Return all lines in the material below that contain "hidrolisis".

• _Exercise materials_
********
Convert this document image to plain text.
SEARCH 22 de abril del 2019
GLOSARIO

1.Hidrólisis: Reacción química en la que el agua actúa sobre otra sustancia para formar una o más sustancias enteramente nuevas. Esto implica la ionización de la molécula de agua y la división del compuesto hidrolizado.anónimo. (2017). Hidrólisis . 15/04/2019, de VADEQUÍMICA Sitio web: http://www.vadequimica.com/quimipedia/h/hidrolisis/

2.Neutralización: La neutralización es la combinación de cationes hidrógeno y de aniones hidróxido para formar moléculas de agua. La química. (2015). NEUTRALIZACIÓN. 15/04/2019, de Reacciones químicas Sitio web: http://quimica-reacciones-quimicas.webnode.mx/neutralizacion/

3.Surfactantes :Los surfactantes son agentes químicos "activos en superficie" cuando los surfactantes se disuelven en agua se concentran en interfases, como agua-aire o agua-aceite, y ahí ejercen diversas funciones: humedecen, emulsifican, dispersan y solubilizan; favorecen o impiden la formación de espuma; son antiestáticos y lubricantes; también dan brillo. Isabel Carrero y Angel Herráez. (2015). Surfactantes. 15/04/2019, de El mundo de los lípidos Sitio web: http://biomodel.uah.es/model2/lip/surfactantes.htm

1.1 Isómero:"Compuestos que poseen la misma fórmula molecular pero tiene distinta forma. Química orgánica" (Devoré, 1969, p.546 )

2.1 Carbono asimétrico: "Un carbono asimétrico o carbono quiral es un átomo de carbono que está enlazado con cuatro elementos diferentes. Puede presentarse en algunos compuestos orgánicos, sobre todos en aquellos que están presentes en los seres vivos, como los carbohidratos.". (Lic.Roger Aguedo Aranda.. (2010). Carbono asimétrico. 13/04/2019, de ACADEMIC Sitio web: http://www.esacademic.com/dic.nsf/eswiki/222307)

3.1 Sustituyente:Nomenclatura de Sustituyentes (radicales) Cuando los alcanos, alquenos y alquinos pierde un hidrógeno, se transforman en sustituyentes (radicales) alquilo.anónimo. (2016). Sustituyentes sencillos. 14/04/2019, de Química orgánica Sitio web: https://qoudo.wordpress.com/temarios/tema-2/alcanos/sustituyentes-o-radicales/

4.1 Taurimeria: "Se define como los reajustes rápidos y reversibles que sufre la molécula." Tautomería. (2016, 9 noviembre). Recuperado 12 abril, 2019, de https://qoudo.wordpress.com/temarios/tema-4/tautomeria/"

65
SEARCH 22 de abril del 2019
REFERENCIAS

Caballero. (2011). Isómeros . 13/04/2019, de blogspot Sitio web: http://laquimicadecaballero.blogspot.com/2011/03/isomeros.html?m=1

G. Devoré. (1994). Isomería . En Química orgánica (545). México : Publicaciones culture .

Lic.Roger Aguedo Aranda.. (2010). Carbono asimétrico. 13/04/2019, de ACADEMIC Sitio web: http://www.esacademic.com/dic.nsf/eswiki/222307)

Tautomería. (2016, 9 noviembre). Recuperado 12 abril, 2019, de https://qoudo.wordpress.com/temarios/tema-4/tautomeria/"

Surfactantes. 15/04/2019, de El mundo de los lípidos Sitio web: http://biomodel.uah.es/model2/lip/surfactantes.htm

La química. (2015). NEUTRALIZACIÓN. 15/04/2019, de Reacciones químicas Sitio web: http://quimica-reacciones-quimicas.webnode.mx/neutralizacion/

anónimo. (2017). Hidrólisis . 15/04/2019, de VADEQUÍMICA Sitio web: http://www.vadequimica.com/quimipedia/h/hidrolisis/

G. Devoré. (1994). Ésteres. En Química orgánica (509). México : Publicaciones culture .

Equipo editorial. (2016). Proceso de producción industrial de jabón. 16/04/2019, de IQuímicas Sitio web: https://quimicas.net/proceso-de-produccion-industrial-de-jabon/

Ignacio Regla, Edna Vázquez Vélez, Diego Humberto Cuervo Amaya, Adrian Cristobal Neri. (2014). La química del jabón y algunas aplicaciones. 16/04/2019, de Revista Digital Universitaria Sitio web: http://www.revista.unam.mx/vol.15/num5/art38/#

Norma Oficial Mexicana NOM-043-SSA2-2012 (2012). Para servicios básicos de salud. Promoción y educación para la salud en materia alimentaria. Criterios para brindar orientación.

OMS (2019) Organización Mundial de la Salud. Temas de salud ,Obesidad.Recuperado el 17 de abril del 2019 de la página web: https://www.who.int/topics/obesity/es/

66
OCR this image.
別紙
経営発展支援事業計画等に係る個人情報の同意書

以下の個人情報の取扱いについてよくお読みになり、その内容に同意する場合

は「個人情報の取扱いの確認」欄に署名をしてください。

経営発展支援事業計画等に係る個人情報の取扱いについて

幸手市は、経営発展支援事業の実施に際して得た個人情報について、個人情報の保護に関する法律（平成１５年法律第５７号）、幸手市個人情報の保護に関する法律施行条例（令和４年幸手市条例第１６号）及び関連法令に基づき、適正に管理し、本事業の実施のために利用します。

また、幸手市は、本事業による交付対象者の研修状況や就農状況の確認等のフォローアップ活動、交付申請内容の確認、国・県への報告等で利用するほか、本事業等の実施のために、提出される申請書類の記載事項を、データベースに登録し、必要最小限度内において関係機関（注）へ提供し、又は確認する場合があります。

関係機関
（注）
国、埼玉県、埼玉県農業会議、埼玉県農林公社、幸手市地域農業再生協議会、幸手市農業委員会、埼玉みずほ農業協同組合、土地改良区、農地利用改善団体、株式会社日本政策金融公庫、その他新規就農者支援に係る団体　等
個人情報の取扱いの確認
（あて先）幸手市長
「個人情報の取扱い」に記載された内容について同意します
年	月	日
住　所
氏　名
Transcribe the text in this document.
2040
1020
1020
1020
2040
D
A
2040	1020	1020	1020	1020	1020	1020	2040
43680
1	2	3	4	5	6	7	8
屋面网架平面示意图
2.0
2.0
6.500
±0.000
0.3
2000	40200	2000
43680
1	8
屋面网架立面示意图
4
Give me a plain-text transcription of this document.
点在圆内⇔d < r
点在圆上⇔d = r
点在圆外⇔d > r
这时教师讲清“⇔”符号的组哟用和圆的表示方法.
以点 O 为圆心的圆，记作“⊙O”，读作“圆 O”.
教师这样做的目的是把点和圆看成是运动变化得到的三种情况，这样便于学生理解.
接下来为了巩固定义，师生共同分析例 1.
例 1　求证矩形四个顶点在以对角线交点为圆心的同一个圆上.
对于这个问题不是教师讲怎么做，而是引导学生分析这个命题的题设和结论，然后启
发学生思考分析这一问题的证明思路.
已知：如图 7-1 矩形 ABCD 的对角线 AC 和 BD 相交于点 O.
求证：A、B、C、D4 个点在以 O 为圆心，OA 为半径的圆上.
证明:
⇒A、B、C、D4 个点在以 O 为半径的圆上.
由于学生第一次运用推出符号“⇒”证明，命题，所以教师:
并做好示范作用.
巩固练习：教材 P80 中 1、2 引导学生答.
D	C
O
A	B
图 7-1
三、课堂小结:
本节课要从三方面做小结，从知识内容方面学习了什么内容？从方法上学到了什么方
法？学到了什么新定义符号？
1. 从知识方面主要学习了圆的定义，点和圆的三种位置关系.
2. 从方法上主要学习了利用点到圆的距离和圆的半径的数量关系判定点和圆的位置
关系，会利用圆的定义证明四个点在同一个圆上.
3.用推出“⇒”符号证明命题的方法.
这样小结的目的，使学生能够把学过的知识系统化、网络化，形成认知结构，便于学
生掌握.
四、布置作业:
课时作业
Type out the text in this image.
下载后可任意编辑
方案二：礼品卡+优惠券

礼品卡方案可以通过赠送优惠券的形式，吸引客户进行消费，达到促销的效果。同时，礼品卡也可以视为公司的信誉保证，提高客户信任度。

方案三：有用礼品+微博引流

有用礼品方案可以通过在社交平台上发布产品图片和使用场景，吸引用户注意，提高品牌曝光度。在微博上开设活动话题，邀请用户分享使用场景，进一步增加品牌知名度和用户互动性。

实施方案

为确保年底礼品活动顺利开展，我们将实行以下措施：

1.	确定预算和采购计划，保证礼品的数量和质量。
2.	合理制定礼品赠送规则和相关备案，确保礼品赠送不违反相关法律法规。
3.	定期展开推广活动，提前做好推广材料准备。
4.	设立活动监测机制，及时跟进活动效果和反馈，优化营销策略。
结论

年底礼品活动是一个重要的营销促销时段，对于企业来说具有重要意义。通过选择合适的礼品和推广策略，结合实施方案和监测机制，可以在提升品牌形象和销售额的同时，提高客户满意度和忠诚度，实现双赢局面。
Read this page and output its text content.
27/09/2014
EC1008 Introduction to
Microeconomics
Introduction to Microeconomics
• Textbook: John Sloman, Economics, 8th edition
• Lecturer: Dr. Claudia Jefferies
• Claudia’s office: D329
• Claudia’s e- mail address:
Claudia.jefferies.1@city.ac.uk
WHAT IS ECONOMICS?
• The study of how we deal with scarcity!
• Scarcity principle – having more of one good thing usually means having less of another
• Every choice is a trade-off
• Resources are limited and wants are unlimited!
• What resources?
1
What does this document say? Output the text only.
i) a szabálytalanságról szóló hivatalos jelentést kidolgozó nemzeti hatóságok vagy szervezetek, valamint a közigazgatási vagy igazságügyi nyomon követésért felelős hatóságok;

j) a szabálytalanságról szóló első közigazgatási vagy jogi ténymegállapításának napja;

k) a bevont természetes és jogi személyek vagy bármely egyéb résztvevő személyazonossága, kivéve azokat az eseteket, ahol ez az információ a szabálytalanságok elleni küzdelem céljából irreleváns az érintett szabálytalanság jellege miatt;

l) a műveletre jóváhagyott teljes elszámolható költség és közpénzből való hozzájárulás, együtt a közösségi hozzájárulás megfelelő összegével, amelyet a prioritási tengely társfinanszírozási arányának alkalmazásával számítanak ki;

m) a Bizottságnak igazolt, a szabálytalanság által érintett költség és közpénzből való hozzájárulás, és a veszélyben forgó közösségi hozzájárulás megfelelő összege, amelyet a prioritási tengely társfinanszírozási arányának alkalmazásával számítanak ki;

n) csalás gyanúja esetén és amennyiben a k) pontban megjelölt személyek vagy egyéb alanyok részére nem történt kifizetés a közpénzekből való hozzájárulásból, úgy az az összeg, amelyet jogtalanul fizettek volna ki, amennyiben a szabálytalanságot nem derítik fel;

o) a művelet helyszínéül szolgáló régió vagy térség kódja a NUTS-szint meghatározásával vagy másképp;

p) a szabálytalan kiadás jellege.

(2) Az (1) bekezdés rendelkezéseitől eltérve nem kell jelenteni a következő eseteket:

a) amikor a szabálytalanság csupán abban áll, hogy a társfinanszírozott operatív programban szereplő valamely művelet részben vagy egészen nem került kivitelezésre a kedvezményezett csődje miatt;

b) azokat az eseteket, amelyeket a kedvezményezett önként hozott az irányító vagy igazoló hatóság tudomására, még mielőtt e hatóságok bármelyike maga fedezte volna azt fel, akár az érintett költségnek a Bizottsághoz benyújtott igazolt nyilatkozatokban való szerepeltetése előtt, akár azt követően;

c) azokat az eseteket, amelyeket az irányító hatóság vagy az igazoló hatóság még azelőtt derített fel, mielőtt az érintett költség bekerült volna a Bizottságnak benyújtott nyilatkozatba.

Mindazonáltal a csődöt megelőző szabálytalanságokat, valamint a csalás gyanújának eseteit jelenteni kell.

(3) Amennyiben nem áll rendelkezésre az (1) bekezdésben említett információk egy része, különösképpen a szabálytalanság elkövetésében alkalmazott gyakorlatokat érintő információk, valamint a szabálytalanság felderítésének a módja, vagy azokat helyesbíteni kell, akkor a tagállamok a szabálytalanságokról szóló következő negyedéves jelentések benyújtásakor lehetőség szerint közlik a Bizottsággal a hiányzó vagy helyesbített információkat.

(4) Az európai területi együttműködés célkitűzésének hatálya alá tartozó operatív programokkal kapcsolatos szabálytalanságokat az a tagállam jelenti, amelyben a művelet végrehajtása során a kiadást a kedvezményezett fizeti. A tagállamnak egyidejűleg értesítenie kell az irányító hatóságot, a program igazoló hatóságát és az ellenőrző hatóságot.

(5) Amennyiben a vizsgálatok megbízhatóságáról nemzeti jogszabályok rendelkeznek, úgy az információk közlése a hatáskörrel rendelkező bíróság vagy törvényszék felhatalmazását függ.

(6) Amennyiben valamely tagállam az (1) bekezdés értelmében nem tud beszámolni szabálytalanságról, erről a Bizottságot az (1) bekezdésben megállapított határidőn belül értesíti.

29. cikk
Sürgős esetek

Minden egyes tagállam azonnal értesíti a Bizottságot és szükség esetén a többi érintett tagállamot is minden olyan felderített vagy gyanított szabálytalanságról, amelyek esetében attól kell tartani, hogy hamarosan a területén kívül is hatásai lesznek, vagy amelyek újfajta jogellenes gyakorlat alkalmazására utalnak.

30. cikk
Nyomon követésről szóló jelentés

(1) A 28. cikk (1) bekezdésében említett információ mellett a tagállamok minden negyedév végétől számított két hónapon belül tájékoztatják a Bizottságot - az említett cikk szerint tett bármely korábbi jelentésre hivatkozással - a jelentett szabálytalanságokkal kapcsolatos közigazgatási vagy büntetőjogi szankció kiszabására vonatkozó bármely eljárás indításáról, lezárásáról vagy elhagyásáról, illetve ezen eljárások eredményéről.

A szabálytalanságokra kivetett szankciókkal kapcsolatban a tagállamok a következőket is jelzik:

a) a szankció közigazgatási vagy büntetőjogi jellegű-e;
********
• _Solution for this problem_
1.Hidrólisis: Reacción química en la que el agua actúa sobre otra sustancia para formar una o más sustancias enteramente nuevas. Esto implica la ionización de la molécula de agua y la división del compuesto hidrolizado.anónimo. (2017). Hidrólisis . 15/04/2019, de VADEQUÍMICA Sitio web: http://www.vadequimica.com/quimipedia/h/hidrolisis/
anónimo. (2017). Hidrólisis . 15/04/2019, de VADEQUÍMICA Sitio web: http://www.vadequimica.com/quimipedia/h/hidrolisis/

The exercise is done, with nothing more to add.